● **Required work**:
Only the number is needed: how many lines of the records include "xlabel"?

● **Supplied data**:
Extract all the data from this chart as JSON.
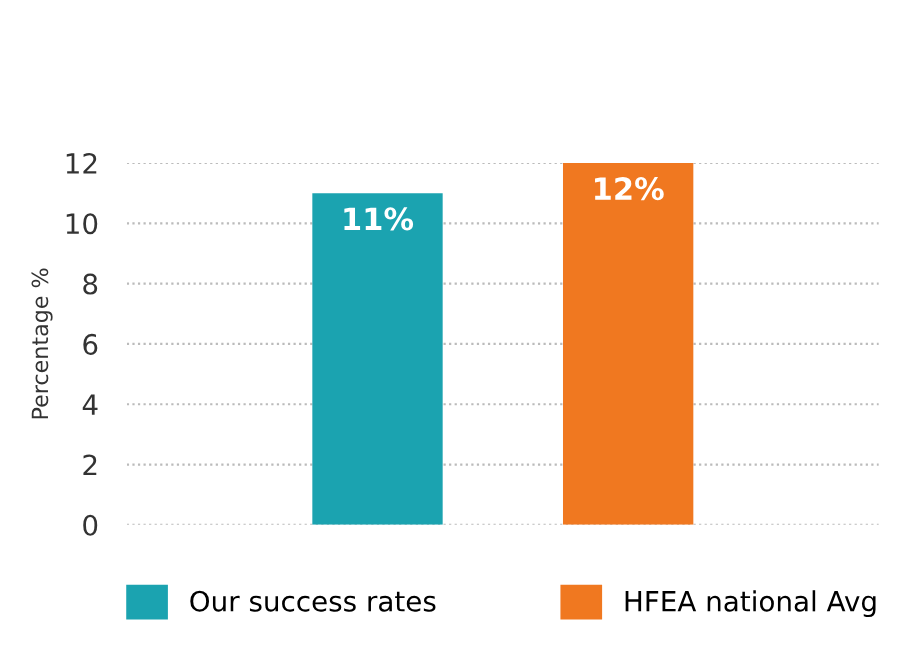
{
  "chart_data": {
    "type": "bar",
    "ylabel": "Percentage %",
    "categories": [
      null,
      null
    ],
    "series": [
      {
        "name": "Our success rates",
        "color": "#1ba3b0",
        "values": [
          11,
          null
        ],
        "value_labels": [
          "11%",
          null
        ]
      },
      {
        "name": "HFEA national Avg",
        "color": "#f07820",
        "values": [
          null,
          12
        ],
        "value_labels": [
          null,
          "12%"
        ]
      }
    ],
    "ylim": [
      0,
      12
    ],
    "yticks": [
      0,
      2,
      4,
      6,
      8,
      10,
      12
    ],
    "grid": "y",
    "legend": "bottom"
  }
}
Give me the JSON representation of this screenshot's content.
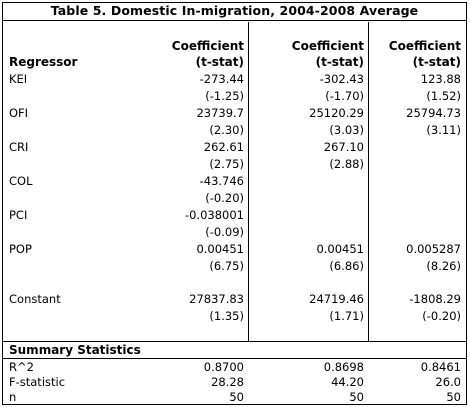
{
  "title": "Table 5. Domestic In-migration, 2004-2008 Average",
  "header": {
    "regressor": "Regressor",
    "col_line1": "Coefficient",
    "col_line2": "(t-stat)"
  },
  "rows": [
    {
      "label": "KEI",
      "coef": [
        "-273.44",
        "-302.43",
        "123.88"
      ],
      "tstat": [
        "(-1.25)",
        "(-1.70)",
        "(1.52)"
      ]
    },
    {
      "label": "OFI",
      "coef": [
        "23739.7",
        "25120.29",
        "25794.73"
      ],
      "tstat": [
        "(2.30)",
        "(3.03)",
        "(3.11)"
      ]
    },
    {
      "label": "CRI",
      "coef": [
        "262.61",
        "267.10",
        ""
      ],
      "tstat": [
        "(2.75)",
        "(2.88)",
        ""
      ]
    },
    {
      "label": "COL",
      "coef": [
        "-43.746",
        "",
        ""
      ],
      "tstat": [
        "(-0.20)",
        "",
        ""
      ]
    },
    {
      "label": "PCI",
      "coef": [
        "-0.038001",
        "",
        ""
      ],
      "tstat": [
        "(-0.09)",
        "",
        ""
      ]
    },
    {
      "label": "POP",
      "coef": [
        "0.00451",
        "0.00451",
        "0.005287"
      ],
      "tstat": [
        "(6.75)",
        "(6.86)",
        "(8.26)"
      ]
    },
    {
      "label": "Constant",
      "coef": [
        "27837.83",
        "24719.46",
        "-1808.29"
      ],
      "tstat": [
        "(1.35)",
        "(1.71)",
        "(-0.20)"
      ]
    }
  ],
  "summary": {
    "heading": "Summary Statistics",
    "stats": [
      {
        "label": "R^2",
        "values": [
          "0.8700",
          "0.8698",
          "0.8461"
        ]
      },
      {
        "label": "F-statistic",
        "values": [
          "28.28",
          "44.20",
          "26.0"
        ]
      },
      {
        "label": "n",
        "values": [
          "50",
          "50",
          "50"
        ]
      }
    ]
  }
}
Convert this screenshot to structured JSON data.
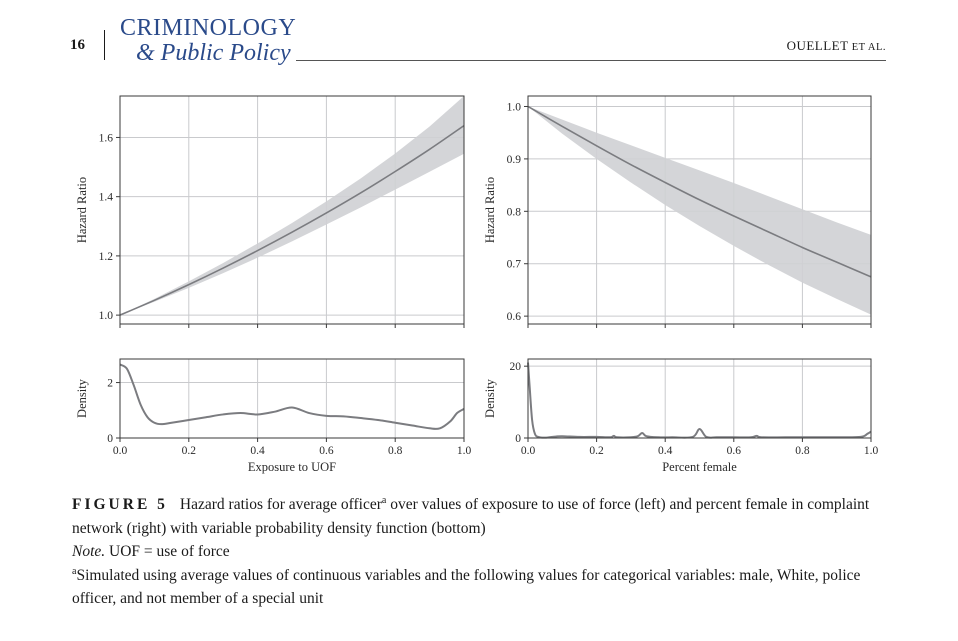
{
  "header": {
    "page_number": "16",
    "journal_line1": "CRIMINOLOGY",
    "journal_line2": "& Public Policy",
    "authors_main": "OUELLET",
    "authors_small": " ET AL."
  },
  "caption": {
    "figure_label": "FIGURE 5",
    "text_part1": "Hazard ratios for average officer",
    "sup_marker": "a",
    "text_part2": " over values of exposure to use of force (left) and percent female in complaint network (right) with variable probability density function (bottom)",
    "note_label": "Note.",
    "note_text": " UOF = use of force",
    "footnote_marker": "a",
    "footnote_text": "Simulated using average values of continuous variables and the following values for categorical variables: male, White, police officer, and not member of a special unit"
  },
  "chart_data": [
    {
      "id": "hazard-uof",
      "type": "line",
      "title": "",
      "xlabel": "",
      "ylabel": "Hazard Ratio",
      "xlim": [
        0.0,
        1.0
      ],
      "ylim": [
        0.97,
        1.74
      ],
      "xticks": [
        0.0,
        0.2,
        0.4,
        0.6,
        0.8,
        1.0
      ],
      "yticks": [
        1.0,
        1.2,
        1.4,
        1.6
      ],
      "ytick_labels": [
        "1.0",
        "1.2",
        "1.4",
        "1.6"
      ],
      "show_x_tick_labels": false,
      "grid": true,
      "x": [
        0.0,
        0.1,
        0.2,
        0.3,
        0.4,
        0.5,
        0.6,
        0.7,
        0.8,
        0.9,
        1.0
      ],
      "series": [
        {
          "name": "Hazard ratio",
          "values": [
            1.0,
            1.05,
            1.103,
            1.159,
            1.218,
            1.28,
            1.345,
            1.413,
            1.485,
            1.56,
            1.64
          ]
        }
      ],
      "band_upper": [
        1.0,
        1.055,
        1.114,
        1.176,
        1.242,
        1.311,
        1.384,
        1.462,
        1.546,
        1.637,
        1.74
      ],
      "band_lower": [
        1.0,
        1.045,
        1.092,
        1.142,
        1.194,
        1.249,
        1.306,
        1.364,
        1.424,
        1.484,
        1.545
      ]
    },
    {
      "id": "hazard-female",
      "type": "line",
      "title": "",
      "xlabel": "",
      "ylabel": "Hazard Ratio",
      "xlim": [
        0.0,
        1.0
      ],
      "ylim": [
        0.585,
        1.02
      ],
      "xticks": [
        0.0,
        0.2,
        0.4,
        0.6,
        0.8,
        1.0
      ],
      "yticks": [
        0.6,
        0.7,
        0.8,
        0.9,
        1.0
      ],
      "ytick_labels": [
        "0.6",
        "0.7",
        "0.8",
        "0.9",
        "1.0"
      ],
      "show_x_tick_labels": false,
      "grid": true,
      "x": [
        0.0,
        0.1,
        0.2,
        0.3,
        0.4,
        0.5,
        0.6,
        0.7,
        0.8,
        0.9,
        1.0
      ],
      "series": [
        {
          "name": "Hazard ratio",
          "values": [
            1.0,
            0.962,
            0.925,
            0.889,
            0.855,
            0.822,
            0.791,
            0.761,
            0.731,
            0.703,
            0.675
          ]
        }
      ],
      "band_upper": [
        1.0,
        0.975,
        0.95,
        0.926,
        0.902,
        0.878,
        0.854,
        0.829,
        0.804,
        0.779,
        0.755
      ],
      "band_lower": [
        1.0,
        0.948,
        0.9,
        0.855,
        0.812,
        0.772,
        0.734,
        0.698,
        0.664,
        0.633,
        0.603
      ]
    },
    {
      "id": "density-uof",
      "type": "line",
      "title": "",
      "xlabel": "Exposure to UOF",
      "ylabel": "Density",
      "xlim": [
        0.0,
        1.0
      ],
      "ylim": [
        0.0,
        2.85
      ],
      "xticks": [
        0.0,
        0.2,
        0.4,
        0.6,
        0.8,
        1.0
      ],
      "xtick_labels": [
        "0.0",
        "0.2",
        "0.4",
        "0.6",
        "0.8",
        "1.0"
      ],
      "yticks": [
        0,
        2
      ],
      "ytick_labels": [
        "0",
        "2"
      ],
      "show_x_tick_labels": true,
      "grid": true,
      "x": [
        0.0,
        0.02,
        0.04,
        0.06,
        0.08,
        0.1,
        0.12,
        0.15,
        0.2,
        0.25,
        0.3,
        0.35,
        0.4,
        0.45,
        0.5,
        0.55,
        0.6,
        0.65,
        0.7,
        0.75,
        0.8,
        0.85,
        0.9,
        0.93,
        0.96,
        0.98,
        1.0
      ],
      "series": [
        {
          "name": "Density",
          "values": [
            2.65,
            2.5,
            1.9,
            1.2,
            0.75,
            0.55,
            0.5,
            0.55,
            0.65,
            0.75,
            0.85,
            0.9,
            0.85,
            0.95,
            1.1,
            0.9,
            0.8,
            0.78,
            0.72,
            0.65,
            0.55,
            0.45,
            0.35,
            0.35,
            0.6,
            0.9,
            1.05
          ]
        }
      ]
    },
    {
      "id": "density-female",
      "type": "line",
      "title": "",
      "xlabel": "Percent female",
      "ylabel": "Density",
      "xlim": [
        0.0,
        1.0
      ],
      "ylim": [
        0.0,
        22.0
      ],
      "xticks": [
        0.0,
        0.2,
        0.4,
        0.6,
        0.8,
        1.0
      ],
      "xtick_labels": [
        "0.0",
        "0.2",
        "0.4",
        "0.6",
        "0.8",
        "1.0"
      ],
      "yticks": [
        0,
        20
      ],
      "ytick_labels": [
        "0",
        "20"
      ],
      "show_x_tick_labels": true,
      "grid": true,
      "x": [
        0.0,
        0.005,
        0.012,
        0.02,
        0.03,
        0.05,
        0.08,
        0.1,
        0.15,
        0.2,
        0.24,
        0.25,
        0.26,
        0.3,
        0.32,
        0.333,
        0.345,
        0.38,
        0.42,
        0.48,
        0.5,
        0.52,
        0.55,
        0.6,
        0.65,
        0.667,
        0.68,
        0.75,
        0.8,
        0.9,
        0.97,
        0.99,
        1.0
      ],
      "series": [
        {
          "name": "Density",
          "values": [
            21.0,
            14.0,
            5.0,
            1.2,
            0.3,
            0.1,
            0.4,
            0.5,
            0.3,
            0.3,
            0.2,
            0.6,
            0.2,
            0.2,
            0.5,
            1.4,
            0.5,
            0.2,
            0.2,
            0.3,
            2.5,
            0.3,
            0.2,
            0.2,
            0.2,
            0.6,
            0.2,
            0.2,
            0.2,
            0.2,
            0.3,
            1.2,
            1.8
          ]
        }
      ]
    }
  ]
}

● **Output for this exercise**:
4